◆ **Brief**:
List each line holding the string "Size".

◆ **Exercise inputs**:
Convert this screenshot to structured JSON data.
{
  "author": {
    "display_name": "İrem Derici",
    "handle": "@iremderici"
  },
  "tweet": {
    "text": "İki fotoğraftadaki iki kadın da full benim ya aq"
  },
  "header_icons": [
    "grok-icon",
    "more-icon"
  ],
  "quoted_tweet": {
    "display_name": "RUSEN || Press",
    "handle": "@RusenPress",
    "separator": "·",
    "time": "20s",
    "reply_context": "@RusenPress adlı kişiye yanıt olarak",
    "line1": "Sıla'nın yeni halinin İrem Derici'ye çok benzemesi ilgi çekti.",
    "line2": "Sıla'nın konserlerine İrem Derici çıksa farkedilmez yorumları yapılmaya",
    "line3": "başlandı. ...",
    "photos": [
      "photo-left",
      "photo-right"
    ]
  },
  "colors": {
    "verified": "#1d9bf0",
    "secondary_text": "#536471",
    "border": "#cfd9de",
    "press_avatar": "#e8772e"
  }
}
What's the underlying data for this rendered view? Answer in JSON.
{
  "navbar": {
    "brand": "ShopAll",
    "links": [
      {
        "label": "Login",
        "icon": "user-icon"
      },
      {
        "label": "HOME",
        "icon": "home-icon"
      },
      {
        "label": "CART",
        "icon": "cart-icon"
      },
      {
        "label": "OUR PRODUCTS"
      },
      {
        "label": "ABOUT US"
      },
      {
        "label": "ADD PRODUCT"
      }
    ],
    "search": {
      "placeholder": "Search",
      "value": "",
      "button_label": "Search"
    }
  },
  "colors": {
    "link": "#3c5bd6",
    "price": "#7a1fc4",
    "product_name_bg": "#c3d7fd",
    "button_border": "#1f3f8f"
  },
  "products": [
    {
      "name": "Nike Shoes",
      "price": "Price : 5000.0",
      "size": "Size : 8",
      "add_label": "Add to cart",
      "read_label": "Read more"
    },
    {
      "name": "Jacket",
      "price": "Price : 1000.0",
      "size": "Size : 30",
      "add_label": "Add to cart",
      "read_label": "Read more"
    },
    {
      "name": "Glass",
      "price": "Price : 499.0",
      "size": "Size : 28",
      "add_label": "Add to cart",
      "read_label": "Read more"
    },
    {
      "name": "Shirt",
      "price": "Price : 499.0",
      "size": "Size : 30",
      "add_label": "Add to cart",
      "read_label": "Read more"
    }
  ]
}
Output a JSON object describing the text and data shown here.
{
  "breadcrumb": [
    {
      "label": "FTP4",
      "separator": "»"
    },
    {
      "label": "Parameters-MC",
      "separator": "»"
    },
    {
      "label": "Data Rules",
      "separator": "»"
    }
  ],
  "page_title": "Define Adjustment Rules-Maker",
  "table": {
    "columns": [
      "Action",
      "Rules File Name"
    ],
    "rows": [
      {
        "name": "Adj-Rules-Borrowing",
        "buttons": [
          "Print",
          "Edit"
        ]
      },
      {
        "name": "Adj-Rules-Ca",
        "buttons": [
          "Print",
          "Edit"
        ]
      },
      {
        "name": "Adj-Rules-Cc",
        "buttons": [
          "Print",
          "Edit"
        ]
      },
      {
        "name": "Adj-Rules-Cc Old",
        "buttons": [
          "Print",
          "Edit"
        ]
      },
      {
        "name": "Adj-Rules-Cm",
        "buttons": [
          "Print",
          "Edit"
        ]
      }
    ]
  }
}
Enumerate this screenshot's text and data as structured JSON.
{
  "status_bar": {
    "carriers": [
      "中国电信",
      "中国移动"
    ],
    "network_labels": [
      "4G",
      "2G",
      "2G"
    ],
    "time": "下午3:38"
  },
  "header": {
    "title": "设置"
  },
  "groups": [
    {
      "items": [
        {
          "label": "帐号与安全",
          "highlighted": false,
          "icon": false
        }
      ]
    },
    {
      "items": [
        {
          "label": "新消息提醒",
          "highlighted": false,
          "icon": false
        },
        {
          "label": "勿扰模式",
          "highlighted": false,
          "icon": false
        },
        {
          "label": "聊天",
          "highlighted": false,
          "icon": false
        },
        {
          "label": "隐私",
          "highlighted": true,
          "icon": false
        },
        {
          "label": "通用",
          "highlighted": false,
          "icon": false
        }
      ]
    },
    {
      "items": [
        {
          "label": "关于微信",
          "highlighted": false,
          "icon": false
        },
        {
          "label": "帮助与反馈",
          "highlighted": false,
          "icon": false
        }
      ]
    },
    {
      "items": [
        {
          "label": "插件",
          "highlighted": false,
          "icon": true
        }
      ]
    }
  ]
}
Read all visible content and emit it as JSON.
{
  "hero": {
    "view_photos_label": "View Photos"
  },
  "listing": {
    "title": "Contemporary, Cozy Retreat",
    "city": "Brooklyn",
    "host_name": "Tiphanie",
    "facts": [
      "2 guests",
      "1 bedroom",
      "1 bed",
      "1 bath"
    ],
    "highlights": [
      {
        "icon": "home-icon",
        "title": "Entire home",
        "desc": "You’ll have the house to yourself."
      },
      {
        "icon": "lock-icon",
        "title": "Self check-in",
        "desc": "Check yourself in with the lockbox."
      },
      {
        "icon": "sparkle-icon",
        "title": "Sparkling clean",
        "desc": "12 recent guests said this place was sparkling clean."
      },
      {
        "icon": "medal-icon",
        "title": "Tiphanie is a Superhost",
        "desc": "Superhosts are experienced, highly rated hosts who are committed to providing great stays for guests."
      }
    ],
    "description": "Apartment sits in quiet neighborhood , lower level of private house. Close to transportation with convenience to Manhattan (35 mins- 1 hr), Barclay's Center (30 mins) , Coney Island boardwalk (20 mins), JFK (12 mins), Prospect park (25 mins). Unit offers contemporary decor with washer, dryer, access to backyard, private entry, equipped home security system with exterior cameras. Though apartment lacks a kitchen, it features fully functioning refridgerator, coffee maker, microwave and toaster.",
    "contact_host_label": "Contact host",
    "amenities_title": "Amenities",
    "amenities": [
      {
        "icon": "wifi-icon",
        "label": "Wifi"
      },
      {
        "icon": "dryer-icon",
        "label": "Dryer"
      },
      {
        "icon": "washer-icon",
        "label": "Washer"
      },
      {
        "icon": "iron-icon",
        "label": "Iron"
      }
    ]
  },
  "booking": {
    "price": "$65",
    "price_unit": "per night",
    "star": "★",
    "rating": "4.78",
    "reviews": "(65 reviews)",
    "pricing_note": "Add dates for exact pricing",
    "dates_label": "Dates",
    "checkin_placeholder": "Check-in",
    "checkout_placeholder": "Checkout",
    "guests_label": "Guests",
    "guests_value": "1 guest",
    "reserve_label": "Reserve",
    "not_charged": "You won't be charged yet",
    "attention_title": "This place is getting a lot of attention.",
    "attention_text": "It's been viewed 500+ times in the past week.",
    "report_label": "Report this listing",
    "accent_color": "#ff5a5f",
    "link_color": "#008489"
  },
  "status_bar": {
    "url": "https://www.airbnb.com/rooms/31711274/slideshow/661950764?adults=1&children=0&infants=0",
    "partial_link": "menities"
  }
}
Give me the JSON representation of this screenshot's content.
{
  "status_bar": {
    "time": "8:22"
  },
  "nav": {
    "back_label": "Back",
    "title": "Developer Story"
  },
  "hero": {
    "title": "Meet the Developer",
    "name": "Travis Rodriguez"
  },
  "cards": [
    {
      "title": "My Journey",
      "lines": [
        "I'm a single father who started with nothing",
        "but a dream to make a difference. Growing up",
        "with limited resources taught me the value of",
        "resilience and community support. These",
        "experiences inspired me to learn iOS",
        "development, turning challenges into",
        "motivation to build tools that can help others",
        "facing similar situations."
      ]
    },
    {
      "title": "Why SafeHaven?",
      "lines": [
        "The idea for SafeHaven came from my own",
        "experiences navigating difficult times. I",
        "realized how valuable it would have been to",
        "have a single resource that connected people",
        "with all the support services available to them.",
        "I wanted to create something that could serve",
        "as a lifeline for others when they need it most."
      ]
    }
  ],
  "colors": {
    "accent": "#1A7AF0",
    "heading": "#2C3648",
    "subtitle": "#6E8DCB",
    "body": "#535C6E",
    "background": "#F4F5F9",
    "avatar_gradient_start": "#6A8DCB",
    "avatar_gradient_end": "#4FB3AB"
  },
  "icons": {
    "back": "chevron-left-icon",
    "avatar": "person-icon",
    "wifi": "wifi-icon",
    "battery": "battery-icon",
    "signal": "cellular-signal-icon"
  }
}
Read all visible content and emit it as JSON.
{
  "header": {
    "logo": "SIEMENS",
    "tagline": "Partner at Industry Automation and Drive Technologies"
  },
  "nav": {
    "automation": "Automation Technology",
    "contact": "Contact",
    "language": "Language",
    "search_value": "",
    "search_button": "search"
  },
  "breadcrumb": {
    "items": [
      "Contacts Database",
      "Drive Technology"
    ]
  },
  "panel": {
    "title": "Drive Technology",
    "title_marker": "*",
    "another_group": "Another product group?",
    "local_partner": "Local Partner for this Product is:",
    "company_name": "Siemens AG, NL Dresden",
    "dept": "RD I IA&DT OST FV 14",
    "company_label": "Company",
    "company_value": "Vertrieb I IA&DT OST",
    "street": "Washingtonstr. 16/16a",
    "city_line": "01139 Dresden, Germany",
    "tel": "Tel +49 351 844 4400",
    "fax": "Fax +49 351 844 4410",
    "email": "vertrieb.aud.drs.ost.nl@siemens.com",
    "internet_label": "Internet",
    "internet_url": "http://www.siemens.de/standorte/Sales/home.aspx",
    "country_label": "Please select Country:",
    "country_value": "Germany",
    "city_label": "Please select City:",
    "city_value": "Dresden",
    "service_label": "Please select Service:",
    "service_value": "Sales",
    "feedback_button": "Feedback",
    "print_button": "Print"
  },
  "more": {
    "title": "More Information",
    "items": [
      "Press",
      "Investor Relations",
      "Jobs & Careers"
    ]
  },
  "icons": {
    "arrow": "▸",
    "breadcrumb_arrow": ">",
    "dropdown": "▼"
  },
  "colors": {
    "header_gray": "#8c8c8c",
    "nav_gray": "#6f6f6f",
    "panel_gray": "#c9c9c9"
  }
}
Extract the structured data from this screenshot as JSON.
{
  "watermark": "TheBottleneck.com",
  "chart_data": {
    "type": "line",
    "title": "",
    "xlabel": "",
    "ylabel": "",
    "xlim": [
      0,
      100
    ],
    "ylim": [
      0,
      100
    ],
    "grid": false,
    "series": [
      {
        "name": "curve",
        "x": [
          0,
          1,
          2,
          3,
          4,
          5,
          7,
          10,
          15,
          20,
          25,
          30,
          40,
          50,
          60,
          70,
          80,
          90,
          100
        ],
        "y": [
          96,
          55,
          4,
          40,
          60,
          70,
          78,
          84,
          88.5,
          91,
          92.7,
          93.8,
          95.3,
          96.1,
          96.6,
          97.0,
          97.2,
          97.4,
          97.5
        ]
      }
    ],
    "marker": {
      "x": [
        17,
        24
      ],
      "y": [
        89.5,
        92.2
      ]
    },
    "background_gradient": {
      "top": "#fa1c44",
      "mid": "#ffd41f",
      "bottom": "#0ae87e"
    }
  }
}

◆ **Exercise result**:
      "size": "Size : 8",
      "size": "Size : 30",
      "size": "Size : 28",
      "size": "Size : 30",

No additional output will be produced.